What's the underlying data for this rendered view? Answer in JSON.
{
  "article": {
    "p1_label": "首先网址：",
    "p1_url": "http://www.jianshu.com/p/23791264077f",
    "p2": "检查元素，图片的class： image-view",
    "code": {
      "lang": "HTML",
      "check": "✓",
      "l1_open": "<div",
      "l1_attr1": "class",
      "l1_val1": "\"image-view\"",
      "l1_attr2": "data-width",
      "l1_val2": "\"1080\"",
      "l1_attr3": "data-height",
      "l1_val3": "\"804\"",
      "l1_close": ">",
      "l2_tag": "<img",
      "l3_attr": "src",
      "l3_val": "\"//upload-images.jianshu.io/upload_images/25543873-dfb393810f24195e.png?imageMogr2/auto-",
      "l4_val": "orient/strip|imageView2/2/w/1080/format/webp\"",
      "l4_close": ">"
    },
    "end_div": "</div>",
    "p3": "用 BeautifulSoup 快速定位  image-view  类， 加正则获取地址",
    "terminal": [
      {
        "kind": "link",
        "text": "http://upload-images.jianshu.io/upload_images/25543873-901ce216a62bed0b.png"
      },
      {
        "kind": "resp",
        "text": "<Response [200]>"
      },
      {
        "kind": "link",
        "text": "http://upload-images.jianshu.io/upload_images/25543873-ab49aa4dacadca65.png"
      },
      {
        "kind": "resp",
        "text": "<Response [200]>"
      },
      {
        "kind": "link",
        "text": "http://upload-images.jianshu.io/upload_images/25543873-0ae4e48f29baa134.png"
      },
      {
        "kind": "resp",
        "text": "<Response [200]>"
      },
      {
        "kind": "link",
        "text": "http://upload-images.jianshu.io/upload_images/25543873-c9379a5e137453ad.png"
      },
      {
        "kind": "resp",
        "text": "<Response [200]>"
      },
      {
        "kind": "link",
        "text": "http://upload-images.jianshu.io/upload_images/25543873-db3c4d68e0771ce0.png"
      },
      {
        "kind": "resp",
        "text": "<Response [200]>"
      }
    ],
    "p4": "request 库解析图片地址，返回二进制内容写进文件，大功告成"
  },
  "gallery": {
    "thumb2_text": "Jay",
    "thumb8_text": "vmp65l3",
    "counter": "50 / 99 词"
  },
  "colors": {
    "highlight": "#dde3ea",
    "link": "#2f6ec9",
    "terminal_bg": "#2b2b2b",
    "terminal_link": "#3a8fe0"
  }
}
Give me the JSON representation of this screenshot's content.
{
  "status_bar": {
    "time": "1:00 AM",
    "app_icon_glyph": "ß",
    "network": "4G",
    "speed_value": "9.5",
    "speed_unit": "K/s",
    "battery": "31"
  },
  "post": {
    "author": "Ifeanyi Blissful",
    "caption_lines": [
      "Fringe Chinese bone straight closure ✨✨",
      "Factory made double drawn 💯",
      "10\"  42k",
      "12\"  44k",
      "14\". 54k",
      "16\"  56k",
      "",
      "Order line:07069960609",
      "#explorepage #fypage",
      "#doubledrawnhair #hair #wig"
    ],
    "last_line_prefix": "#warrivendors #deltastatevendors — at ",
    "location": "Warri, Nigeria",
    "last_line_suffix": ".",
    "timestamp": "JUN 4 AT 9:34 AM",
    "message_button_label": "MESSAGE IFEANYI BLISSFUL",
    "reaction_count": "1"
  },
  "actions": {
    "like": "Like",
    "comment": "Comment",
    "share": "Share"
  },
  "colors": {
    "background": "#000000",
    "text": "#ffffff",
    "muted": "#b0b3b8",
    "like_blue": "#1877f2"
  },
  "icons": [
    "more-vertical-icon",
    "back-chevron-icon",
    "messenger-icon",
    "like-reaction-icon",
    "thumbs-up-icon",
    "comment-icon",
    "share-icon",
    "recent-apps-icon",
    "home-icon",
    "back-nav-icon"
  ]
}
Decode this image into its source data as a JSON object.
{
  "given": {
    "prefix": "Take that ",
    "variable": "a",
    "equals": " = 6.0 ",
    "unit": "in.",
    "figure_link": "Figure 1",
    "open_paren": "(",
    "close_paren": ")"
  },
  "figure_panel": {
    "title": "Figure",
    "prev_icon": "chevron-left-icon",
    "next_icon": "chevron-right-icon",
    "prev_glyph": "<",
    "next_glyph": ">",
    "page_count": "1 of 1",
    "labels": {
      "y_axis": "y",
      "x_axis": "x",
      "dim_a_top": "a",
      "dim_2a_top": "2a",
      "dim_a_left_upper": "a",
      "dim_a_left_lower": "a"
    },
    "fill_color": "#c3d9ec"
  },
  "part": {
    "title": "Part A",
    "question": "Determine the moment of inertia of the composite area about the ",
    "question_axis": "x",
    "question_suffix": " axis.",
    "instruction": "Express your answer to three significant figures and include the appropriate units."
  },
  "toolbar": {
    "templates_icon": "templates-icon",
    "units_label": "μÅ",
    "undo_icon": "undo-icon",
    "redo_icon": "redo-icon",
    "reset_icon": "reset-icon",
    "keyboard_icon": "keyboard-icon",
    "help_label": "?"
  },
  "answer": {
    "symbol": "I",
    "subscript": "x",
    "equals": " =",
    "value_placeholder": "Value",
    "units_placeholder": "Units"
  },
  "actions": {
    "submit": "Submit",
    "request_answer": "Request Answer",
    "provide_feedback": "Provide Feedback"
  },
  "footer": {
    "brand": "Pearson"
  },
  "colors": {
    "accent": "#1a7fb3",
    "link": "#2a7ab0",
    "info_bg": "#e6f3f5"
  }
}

■ ■ ■ ■ ■ ■ ■

> [Task] Retype all of the material above with every character intact.

> [Answer to the problem]
What's the underlying data for this rendered view? Answer in JSON.
{
  "article": {
    "p1_label": "首先网址：",
    "p1_url": "http://www.jianshu.com/p/23791264077f",
    "p2": "检查元素，图片的class： image-view",
    "code": {
      "lang": "HTML",
      "check": "✓",
      "l1_open": "<div",
      "l1_attr1": "class",
      "l1_val1": "\"image-view\"",
      "l1_attr2": "data-width",
      "l1_val2": "\"1080\"",
      "l1_attr3": "data-height",
      "l1_val3": "\"804\"",
      "l1_close": ">",
      "l2_tag": "<img",
      "l3_attr": "src",
      "l3_val": "\"//upload-images.jianshu.io/upload_images/25543873-dfb393810f24195e.png?imageMogr2/auto-",
      "l4_val": "orient/strip|imageView2/2/w/1080/format/webp\"",
      "l4_close": ">"
    },
    "end_div": "</div>",
    "p3": "用 BeautifulSoup 快速定位  image-view  类， 加正则获取地址",
    "terminal": [
      {
        "kind": "link",
        "text": "http://upload-images.jianshu.io/upload_images/25543873-901ce216a62bed0b.png"
      },
      {
        "kind": "resp",
        "text": "<Response [200]>"
      },
      {
        "kind": "link",
        "text": "http://upload-images.jianshu.io/upload_images/25543873-ab49aa4dacadca65.png"
      },
      {
        "kind": "resp",
        "text": "<Response [200]>"
      },
      {
        "kind": "link",
        "text": "http://upload-images.jianshu.io/upload_images/25543873-0ae4e48f29baa134.png"
      },
      {
        "kind": "resp",
        "text": "<Response [200]>"
      },
      {
        "kind": "link",
        "text": "http://upload-images.jianshu.io/upload_images/25543873-c9379a5e137453ad.png"
      },
      {
        "kind": "resp",
        "text": "<Response [200]>"
      },
      {
        "kind": "link",
        "text": "http://upload-images.jianshu.io/upload_images/25543873-db3c4d68e0771ce0.png"
      },
      {
        "kind": "resp",
        "text": "<Response [200]>"
      }
    ],
    "p4": "request 库解析图片地址，返回二进制内容写进文件，大功告成"
  },
  "gallery": {
    "thumb2_text": "Jay",
    "thumb8_text": "vmp65l3",
    "counter": "50 / 99 词"
  },
  "colors": {
    "highlight": "#dde3ea",
    "link": "#2f6ec9",
    "terminal_bg": "#2b2b2b",
    "terminal_link": "#3a8fe0"
  }
}
Give me the JSON representation of this screenshot's content.
{
  "status_bar": {
    "time": "1:00 AM",
    "app_icon_glyph": "ß",
    "network": "4G",
    "speed_value": "9.5",
    "speed_unit": "K/s",
    "battery": "31"
  },
  "post": {
    "author": "Ifeanyi Blissful",
    "caption_lines": [
      "Fringe Chinese bone straight closure ✨✨",
      "Factory made double drawn 💯",
      "10\"  42k",
      "12\"  44k",
      "14\". 54k",
      "16\"  56k",
      "",
      "Order line:07069960609",
      "#explorepage #fypage",
      "#doubledrawnhair #hair #wig"
    ],
    "last_line_prefix": "#warrivendors #deltastatevendors — at ",
    "location": "Warri, Nigeria",
    "last_line_suffix": ".",
    "timestamp": "JUN 4 AT 9:34 AM",
    "message_button_label": "MESSAGE IFEANYI BLISSFUL",
    "reaction_count": "1"
  },
  "actions": {
    "like": "Like",
    "comment": "Comment",
    "share": "Share"
  },
  "colors": {
    "background": "#000000",
    "text": "#ffffff",
    "muted": "#b0b3b8",
    "like_blue": "#1877f2"
  },
  "icons": [
    "more-vertical-icon",
    "back-chevron-icon",
    "messenger-icon",
    "like-reaction-icon",
    "thumbs-up-icon",
    "comment-icon",
    "share-icon",
    "recent-apps-icon",
    "home-icon",
    "back-nav-icon"
  ]
}
Decode this image into its source data as a JSON object.
{
  "given": {
    "prefix": "Take that ",
    "variable": "a",
    "equals": " = 6.0 ",
    "unit": "in.",
    "figure_link": "Figure 1",
    "open_paren": "(",
    "close_paren": ")"
  },
  "figure_panel": {
    "title": "Figure",
    "prev_icon": "chevron-left-icon",
    "next_icon": "chevron-right-icon",
    "prev_glyph": "<",
    "next_glyph": ">",
    "page_count": "1 of 1",
    "labels": {
      "y_axis": "y",
      "x_axis": "x",
      "dim_a_top": "a",
      "dim_2a_top": "2a",
      "dim_a_left_upper": "a",
      "dim_a_left_lower": "a"
    },
    "fill_color": "#c3d9ec"
  },
  "part": {
    "title": "Part A",
    "question": "Determine the moment of inertia of the composite area about the ",
    "question_axis": "x",
    "question_suffix": " axis.",
    "instruction": "Express your answer to three significant figures and include the appropriate units."
  },
  "toolbar": {
    "templates_icon": "templates-icon",
    "units_label": "μÅ",
    "undo_icon": "undo-icon",
    "redo_icon": "redo-icon",
    "reset_icon": "reset-icon",
    "keyboard_icon": "keyboard-icon",
    "help_label": "?"
  },
  "answer": {
    "symbol": "I",
    "subscript": "x",
    "equals": " =",
    "value_placeholder": "Value",
    "units_placeholder": "Units"
  },
  "actions": {
    "submit": "Submit",
    "request_answer": "Request Answer",
    "provide_feedback": "Provide Feedback"
  },
  "footer": {
    "brand": "Pearson"
  },
  "colors": {
    "accent": "#1a7fb3",
    "link": "#2a7ab0",
    "info_bg": "#e6f3f5"
  }
}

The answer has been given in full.